Input data:
□ □ □ □
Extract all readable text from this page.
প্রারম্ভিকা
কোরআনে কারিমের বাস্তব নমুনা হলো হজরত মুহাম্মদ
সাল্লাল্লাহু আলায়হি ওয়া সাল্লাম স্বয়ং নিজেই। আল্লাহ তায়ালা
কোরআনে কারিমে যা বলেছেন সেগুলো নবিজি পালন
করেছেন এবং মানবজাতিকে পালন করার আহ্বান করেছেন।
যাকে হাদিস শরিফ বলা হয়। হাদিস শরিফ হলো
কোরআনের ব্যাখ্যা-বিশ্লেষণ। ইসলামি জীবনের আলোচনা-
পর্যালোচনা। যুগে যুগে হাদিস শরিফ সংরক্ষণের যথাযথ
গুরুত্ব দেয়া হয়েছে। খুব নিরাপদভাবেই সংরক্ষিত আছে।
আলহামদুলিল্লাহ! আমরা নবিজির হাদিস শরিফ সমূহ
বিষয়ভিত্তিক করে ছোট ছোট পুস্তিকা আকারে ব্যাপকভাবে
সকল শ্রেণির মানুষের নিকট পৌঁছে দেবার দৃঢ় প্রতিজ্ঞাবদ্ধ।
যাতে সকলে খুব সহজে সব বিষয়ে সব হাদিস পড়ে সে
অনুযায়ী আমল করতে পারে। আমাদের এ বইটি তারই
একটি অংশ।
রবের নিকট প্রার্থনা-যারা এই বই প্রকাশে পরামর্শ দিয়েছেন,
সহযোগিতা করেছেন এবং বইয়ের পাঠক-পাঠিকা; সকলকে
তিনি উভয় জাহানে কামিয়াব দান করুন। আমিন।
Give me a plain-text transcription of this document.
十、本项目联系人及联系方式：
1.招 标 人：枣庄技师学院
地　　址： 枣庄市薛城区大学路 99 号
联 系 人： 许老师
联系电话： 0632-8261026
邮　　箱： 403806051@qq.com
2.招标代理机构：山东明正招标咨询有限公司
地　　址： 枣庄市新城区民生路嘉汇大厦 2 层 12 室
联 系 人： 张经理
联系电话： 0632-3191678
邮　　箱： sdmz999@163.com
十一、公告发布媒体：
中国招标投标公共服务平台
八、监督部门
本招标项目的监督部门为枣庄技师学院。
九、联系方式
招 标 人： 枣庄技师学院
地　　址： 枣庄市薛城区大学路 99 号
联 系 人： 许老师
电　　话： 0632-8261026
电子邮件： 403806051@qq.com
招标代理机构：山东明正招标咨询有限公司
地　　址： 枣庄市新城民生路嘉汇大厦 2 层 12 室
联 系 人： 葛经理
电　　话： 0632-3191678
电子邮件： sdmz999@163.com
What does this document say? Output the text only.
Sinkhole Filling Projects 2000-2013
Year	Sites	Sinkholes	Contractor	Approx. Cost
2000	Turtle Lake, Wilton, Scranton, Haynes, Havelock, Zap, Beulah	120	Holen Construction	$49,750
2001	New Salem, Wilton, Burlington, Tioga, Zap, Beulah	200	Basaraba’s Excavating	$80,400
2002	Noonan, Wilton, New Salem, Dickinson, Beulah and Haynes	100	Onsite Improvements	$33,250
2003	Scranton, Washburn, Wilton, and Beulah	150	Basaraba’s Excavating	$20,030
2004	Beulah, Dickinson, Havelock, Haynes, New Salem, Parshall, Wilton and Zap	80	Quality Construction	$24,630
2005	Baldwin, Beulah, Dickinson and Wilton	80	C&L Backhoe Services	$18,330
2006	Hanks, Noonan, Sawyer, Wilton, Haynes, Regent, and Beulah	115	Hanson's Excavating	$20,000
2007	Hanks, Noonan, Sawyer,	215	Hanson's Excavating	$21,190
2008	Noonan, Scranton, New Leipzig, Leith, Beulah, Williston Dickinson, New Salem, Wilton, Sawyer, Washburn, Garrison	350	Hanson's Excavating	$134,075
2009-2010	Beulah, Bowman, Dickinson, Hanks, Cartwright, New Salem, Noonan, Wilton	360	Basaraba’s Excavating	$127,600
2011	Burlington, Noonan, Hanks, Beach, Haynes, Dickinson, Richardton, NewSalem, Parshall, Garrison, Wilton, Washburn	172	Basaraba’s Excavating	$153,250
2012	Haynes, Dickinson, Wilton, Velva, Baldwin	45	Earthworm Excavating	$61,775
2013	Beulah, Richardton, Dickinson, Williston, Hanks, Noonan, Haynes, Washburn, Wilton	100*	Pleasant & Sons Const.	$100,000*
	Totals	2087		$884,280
□ □ □ □
Problem description:
Write down the full listing again, exactly.

Response to the exercise:
Extract all readable text from this page.
প্রারম্ভিকা
কোরআনে কারিমের বাস্তব নমুনা হলো হজরত মুহাম্মদ
সাল্লাল্লাহু আলায়হি ওয়া সাল্লাম স্বয়ং নিজেই। আল্লাহ তায়ালা
কোরআনে কারিমে যা বলেছেন সেগুলো নবিজি পালন
করেছেন এবং মানবজাতিকে পালন করার আহ্বান করেছেন।
যাকে হাদিস শরিফ বলা হয়। হাদিস শরিফ হলো
কোরআনের ব্যাখ্যা-বিশ্লেষণ। ইসলামি জীবনের আলোচনা-
পর্যালোচনা। যুগে যুগে হাদিস শরিফ সংরক্ষণের যথাযথ
গুরুত্ব দেয়া হয়েছে। খুব নিরাপদভাবেই সংরক্ষিত আছে।
আলহামদুলিল্লাহ! আমরা নবিজির হাদিস শরিফ সমূহ
বিষয়ভিত্তিক করে ছোট ছোট পুস্তিকা আকারে ব্যাপকভাবে
সকল শ্রেণির মানুষের নিকট পৌঁছে দেবার দৃঢ় প্রতিজ্ঞাবদ্ধ।
যাতে সকলে খুব সহজে সব বিষয়ে সব হাদিস পড়ে সে
অনুযায়ী আমল করতে পারে। আমাদের এ বইটি তারই
একটি অংশ।
রবের নিকট প্রার্থনা-যারা এই বই প্রকাশে পরামর্শ দিয়েছেন,
সহযোগিতা করেছেন এবং বইয়ের পাঠক-পাঠিকা; সকলকে
তিনি উভয় জাহানে কামিয়াব দান করুন। আমিন।
Give me a plain-text transcription of this document.
十、本项目联系人及联系方式：
1.招 标 人：枣庄技师学院
地　　址： 枣庄市薛城区大学路 99 号
联 系 人： 许老师
联系电话： 0632-8261026
邮　　箱： 403806051@qq.com
2.招标代理机构：山东明正招标咨询有限公司
地　　址： 枣庄市新城区民生路嘉汇大厦 2 层 12 室
联 系 人： 张经理
联系电话： 0632-3191678
邮　　箱： sdmz999@163.com
十一、公告发布媒体：
中国招标投标公共服务平台
八、监督部门
本招标项目的监督部门为枣庄技师学院。
九、联系方式
招 标 人： 枣庄技师学院
地　　址： 枣庄市薛城区大学路 99 号
联 系 人： 许老师
电　　话： 0632-8261026
电子邮件： 403806051@qq.com
招标代理机构：山东明正招标咨询有限公司
地　　址： 枣庄市新城民生路嘉汇大厦 2 层 12 室
联 系 人： 葛经理
电　　话： 0632-3191678
电子邮件： sdmz999@163.com
What does this document say? Output the text only.
Sinkhole Filling Projects 2000-2013
Year	Sites	Sinkholes	Contractor	Approx. Cost
2000	Turtle Lake, Wilton, Scranton, Haynes, Havelock, Zap, Beulah	120	Holen Construction	$49,750
2001	New Salem, Wilton, Burlington, Tioga, Zap, Beulah	200	Basaraba’s Excavating	$80,400
2002	Noonan, Wilton, New Salem, Dickinson, Beulah and Haynes	100	Onsite Improvements	$33,250
2003	Scranton, Washburn, Wilton, and Beulah	150	Basaraba’s Excavating	$20,030
2004	Beulah, Dickinson, Havelock, Haynes, New Salem, Parshall, Wilton and Zap	80	Quality Construction	$24,630
2005	Baldwin, Beulah, Dickinson and Wilton	80	C&L Backhoe Services	$18,330
2006	Hanks, Noonan, Sawyer, Wilton, Haynes, Regent, and Beulah	115	Hanson's Excavating	$20,000
2007	Hanks, Noonan, Sawyer,	215	Hanson's Excavating	$21,190
2008	Noonan, Scranton, New Leipzig, Leith, Beulah, Williston Dickinson, New Salem, Wilton, Sawyer, Washburn, Garrison	350	Hanson's Excavating	$134,075
2009-2010	Beulah, Bowman, Dickinson, Hanks, Cartwright, New Salem, Noonan, Wilton	360	Basaraba’s Excavating	$127,600
2011	Burlington, Noonan, Hanks, Beach, Haynes, Dickinson, Richardton, NewSalem, Parshall, Garrison, Wilton, Washburn	172	Basaraba’s Excavating	$153,250
2012	Haynes, Dickinson, Wilton, Velva, Baldwin	45	Earthworm Excavating	$61,775
2013	Beulah, Richardton, Dickinson, Williston, Hanks, Noonan, Haynes, Washburn, Wilton	100*	Pleasant & Sons Const.	$100,000*
	Totals	2087		$884,280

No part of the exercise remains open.